What is being asked
Scan the material that follows. Copy every line containing the word "data".

*** Material provided ***

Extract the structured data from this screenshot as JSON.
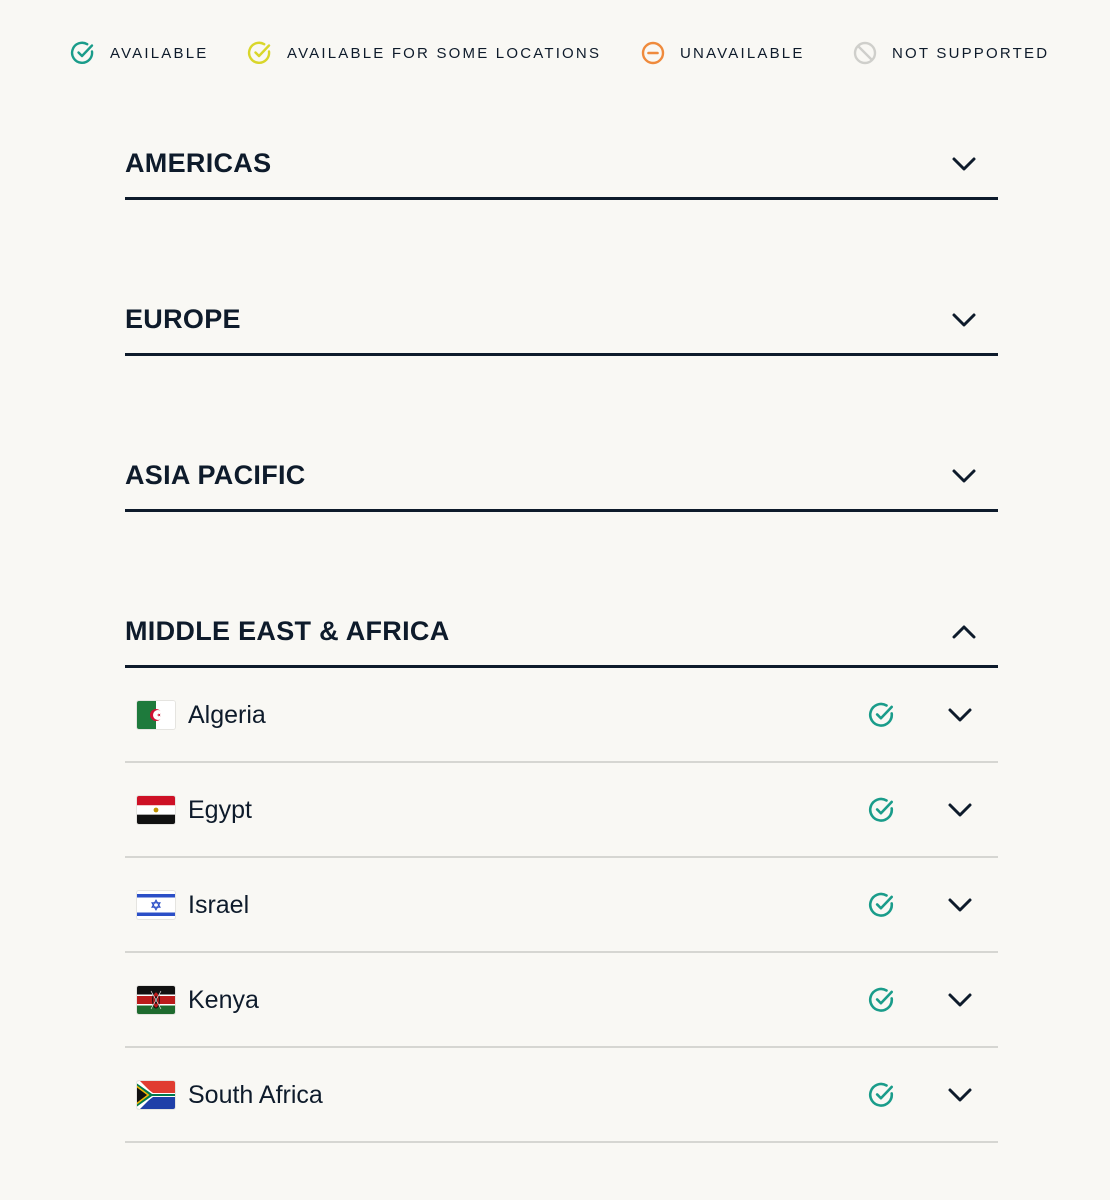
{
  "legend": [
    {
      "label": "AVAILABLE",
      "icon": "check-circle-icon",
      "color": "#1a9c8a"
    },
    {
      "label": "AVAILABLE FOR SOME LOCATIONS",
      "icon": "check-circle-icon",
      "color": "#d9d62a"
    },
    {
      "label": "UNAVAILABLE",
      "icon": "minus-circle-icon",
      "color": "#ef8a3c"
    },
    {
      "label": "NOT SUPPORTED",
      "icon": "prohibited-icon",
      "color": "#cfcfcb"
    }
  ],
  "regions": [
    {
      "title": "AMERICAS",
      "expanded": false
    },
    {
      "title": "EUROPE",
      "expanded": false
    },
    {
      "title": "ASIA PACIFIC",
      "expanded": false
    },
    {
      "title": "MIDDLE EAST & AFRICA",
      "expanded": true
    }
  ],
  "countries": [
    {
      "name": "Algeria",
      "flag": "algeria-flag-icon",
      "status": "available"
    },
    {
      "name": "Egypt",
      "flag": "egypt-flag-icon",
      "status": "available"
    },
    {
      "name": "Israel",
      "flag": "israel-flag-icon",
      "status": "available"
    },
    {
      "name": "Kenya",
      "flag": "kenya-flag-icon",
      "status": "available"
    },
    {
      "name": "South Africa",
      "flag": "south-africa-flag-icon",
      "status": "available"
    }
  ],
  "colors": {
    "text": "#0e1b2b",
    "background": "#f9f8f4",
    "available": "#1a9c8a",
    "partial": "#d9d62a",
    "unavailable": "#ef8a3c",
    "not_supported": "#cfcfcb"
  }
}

***
*** Material provided ***

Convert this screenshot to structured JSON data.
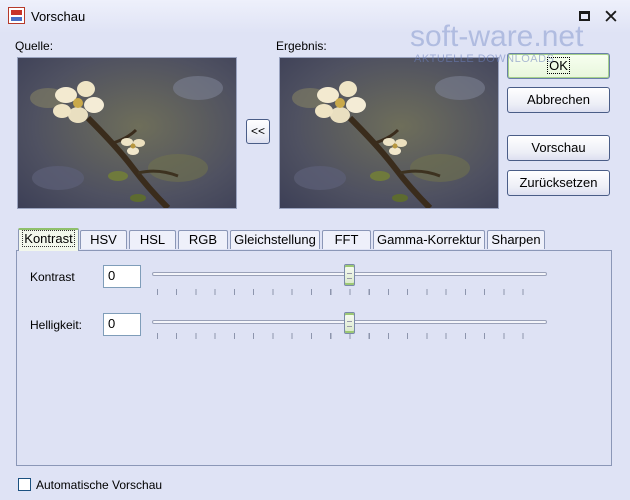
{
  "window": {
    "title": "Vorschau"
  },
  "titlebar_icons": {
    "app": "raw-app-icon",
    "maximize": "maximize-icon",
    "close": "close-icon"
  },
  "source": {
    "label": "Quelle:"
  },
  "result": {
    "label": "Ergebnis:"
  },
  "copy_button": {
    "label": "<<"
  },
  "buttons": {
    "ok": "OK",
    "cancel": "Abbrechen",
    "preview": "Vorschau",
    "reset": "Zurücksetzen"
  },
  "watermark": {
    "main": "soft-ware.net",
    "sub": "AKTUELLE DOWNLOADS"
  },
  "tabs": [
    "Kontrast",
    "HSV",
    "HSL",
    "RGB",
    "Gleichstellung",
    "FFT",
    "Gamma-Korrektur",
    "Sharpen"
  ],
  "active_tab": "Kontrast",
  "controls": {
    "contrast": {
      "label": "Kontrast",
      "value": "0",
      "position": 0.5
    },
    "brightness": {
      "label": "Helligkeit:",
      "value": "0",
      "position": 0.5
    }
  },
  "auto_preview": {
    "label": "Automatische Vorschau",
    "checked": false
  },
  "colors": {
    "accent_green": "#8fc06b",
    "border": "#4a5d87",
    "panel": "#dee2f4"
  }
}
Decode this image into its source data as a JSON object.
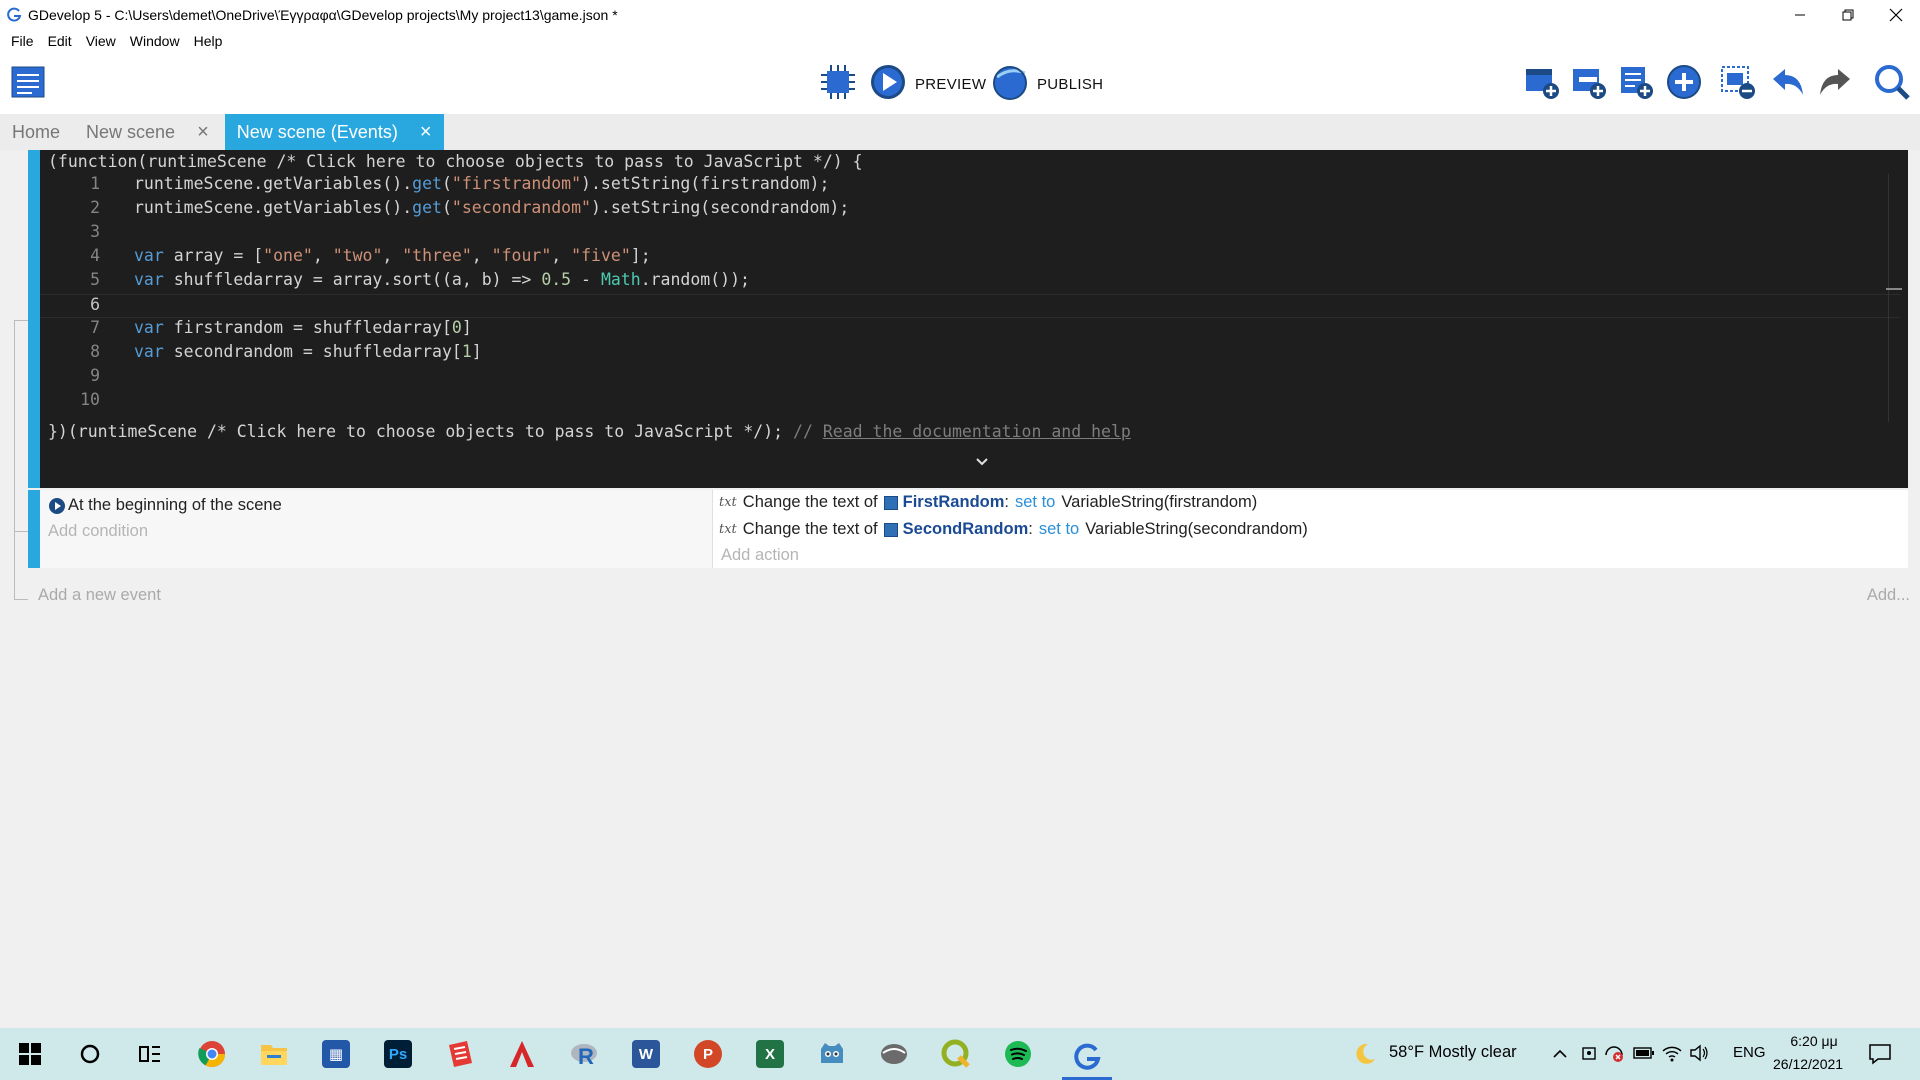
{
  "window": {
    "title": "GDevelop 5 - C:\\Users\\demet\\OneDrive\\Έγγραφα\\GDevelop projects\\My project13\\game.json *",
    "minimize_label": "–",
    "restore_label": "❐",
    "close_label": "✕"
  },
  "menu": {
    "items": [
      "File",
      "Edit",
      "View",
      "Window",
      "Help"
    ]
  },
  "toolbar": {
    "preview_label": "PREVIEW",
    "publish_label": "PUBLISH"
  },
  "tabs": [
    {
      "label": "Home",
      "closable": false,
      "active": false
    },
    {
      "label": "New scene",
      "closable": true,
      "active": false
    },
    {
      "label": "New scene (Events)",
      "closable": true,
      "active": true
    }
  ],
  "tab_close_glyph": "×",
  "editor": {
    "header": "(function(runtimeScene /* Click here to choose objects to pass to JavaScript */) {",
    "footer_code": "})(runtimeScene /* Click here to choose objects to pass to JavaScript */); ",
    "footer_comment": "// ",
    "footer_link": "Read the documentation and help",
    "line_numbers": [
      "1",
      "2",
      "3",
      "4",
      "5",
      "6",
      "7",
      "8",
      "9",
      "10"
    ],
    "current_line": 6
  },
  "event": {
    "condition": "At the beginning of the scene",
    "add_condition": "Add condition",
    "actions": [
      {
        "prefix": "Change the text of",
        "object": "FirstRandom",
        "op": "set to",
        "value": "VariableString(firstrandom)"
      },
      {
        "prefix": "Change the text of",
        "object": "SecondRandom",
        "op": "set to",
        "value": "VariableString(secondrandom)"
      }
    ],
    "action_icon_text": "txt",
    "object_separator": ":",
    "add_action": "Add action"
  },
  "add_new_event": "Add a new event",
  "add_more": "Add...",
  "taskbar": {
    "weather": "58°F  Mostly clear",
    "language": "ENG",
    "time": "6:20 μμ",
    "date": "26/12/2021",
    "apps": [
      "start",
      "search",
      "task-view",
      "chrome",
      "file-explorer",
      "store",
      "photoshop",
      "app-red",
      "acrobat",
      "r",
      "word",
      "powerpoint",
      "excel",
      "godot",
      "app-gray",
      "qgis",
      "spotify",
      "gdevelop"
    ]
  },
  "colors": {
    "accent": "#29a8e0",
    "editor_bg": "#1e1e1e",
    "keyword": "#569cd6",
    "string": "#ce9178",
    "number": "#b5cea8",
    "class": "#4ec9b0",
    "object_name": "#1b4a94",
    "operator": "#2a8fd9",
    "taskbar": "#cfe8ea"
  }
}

***

In response
Extract the structured data from this screenshot as JSON.
Convert this screenshot to structured JSON data.
Decode this image into its source data as a JSON object.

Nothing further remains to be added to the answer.